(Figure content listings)
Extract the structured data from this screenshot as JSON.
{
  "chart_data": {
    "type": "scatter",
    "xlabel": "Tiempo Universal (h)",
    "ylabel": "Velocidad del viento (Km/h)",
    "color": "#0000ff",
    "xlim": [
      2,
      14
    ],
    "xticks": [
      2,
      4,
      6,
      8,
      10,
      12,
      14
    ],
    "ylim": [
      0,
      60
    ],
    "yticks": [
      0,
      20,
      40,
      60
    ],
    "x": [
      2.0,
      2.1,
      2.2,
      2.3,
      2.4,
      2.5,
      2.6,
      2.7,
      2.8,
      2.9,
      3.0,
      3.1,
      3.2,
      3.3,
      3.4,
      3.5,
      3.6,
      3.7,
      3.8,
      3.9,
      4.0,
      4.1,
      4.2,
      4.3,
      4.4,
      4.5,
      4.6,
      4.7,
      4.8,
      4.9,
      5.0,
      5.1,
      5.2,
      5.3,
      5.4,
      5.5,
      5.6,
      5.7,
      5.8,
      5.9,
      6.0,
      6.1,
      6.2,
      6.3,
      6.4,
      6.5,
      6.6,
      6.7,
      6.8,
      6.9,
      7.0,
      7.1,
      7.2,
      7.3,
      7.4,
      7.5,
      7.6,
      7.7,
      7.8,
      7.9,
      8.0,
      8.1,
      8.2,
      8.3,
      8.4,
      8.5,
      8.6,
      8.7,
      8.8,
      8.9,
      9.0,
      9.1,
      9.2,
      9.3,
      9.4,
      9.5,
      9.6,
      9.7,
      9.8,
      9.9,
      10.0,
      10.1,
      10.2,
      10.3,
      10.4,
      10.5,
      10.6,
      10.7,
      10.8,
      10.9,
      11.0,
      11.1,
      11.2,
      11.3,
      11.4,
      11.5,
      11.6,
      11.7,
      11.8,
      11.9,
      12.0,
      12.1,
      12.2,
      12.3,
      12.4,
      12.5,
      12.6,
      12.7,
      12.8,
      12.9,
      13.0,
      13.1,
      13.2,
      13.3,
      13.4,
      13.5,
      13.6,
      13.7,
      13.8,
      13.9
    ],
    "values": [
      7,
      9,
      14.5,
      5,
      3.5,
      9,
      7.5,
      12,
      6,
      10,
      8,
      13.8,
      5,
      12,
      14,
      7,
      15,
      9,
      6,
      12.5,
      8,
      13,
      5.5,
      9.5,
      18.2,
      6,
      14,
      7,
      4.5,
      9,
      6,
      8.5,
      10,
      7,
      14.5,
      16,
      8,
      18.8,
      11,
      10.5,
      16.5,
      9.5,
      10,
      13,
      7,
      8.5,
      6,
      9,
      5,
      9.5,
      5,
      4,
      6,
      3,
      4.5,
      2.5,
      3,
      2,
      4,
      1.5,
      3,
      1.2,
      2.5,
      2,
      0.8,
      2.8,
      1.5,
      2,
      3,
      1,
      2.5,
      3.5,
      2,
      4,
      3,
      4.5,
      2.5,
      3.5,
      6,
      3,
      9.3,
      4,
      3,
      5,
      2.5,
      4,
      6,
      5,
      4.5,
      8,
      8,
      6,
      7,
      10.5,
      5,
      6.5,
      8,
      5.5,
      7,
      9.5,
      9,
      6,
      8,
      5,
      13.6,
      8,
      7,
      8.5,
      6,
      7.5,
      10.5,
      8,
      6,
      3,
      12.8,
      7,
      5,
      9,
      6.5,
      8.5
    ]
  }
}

» SHORT PROBLEM: Reproduce the material precisely, including every line.

» EXERCISE RESULT:
Extract the structured data from this screenshot as JSON.
{
  "chart_data": {
    "type": "scatter",
    "xlabel": "Tiempo Universal (h)",
    "ylabel": "Velocidad del viento (Km/h)",
    "color": "#0000ff",
    "xlim": [
      2,
      14
    ],
    "xticks": [
      2,
      4,
      6,
      8,
      10,
      12,
      14
    ],
    "ylim": [
      0,
      60
    ],
    "yticks": [
      0,
      20,
      40,
      60
    ],
    "x": [
      2.0,
      2.1,
      2.2,
      2.3,
      2.4,
      2.5,
      2.6,
      2.7,
      2.8,
      2.9,
      3.0,
      3.1,
      3.2,
      3.3,
      3.4,
      3.5,
      3.6,
      3.7,
      3.8,
      3.9,
      4.0,
      4.1,
      4.2,
      4.3,
      4.4,
      4.5,
      4.6,
      4.7,
      4.8,
      4.9,
      5.0,
      5.1,
      5.2,
      5.3,
      5.4,
      5.5,
      5.6,
      5.7,
      5.8,
      5.9,
      6.0,
      6.1,
      6.2,
      6.3,
      6.4,
      6.5,
      6.6,
      6.7,
      6.8,
      6.9,
      7.0,
      7.1,
      7.2,
      7.3,
      7.4,
      7.5,
      7.6,
      7.7,
      7.8,
      7.9,
      8.0,
      8.1,
      8.2,
      8.3,
      8.4,
      8.5,
      8.6,
      8.7,
      8.8,
      8.9,
      9.0,
      9.1,
      9.2,
      9.3,
      9.4,
      9.5,
      9.6,
      9.7,
      9.8,
      9.9,
      10.0,
      10.1,
      10.2,
      10.3,
      10.4,
      10.5,
      10.6,
      10.7,
      10.8,
      10.9,
      11.0,
      11.1,
      11.2,
      11.3,
      11.4,
      11.5,
      11.6,
      11.7,
      11.8,
      11.9,
      12.0,
      12.1,
      12.2,
      12.3,
      12.4,
      12.5,
      12.6,
      12.7,
      12.8,
      12.9,
      13.0,
      13.1,
      13.2,
      13.3,
      13.4,
      13.5,
      13.6,
      13.7,
      13.8,
      13.9
    ],
    "values": [
      7,
      9,
      14.5,
      5,
      3.5,
      9,
      7.5,
      12,
      6,
      10,
      8,
      13.8,
      5,
      12,
      14,
      7,
      15,
      9,
      6,
      12.5,
      8,
      13,
      5.5,
      9.5,
      18.2,
      6,
      14,
      7,
      4.5,
      9,
      6,
      8.5,
      10,
      7,
      14.5,
      16,
      8,
      18.8,
      11,
      10.5,
      16.5,
      9.5,
      10,
      13,
      7,
      8.5,
      6,
      9,
      5,
      9.5,
      5,
      4,
      6,
      3,
      4.5,
      2.5,
      3,
      2,
      4,
      1.5,
      3,
      1.2,
      2.5,
      2,
      0.8,
      2.8,
      1.5,
      2,
      3,
      1,
      2.5,
      3.5,
      2,
      4,
      3,
      4.5,
      2.5,
      3.5,
      6,
      3,
      9.3,
      4,
      3,
      5,
      2.5,
      4,
      6,
      5,
      4.5,
      8,
      8,
      6,
      7,
      10.5,
      5,
      6.5,
      8,
      5.5,
      7,
      9.5,
      9,
      6,
      8,
      5,
      13.6,
      8,
      7,
      8.5,
      6,
      7.5,
      10.5,
      8,
      6,
      3,
      12.8,
      7,
      5,
      9,
      6.5,
      8.5
    ]
  }
}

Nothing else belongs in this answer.